Repeat the listing word for word. No pictures belong in the copy.

□ □ □ □ □ □ □

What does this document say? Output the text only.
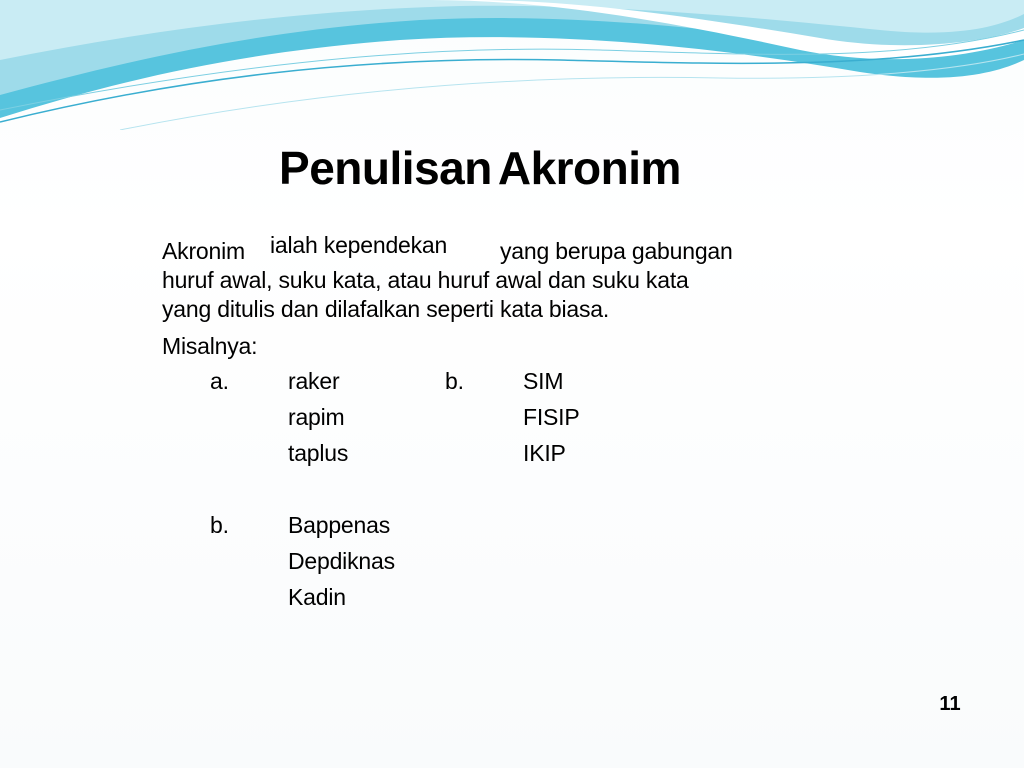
Penulisan Akronim
Akronim ialah kependekan yang berupa gabungan
huruf awal, suku kata, atau huruf awal dan suku kata
yang ditulis dan dilafalkan seperti kata biasa.
Misalnya:
a.	raker
rapim
taplus
b.	SIM
FISIP
IKIP
b.	Bappenas
Depdiknas
Kadin
11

□ □ □ □ □ □ □

--- FINISHED ANSWER ---
What does this document say? Output the text only.
Penulisan Akronim
Akronim ialah kependekan yang berupa gabungan
huruf awal, suku kata, atau huruf awal dan suku kata
yang ditulis dan dilafalkan seperti kata biasa.
Misalnya:
a.	raker
rapim
taplus
b.	SIM
FISIP
IKIP
b.	Bappenas
Depdiknas
Kadin
11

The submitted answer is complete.